PROVIDED DATA:

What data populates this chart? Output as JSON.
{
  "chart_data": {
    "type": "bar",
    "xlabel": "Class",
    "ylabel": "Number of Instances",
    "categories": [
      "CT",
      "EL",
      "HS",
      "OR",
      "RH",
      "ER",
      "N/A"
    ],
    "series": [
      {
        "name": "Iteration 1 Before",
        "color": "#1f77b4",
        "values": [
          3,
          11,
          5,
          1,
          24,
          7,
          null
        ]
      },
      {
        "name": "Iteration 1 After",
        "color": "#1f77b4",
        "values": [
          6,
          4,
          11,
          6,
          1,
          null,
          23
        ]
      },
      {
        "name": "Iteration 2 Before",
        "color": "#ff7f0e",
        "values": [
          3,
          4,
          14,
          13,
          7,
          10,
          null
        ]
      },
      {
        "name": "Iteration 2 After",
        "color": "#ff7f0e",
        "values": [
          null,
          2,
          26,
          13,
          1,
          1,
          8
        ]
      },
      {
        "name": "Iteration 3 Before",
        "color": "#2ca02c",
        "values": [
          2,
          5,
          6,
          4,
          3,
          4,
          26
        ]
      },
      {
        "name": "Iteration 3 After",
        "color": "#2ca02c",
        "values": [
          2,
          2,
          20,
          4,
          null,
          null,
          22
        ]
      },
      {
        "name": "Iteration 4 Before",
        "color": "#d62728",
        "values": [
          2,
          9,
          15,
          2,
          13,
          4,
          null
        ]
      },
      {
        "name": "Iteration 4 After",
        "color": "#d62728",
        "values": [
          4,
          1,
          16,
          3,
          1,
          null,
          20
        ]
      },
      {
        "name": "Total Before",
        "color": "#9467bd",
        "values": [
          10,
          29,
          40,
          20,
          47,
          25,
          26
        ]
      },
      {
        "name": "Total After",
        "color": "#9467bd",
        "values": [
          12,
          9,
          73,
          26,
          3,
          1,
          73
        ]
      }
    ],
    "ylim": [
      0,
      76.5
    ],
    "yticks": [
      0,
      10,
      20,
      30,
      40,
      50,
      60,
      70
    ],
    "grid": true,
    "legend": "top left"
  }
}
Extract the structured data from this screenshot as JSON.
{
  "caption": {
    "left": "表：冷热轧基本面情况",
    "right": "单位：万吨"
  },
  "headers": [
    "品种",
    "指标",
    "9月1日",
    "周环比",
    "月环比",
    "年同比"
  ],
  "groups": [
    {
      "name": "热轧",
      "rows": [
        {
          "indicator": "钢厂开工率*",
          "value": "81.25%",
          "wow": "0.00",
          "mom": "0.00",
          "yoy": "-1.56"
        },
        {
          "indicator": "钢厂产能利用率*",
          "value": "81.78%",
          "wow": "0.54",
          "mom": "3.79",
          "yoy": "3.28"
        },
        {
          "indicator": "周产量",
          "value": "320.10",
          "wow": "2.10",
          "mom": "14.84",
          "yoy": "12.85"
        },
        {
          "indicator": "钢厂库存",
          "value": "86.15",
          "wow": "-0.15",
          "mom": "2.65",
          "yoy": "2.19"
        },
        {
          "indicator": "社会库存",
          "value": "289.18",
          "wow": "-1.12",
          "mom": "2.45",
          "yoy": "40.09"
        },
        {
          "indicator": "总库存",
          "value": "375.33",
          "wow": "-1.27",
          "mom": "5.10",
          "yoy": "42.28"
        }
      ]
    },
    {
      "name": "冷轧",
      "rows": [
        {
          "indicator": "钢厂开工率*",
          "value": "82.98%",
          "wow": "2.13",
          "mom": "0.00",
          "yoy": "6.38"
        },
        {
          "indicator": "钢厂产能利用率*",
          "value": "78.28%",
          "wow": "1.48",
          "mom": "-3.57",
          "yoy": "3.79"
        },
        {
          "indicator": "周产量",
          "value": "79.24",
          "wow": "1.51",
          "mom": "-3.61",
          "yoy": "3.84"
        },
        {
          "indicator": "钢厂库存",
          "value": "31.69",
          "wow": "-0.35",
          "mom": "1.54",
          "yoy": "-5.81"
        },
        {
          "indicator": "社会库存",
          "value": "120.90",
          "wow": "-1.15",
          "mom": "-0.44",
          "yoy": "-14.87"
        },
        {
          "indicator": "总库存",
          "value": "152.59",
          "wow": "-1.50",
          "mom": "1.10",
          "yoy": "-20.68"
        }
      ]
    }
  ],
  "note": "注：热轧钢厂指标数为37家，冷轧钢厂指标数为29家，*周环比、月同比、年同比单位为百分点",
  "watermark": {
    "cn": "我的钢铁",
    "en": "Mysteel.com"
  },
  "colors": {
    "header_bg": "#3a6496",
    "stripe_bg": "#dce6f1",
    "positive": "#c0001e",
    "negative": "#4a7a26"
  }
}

PROBLEM DETAILS: Extract each line holding the string "JSON".

SOLUTION TO THIS PROBLEM:
What data populates this chart? Output as JSON.
Extract the structured data from this screenshot as JSON.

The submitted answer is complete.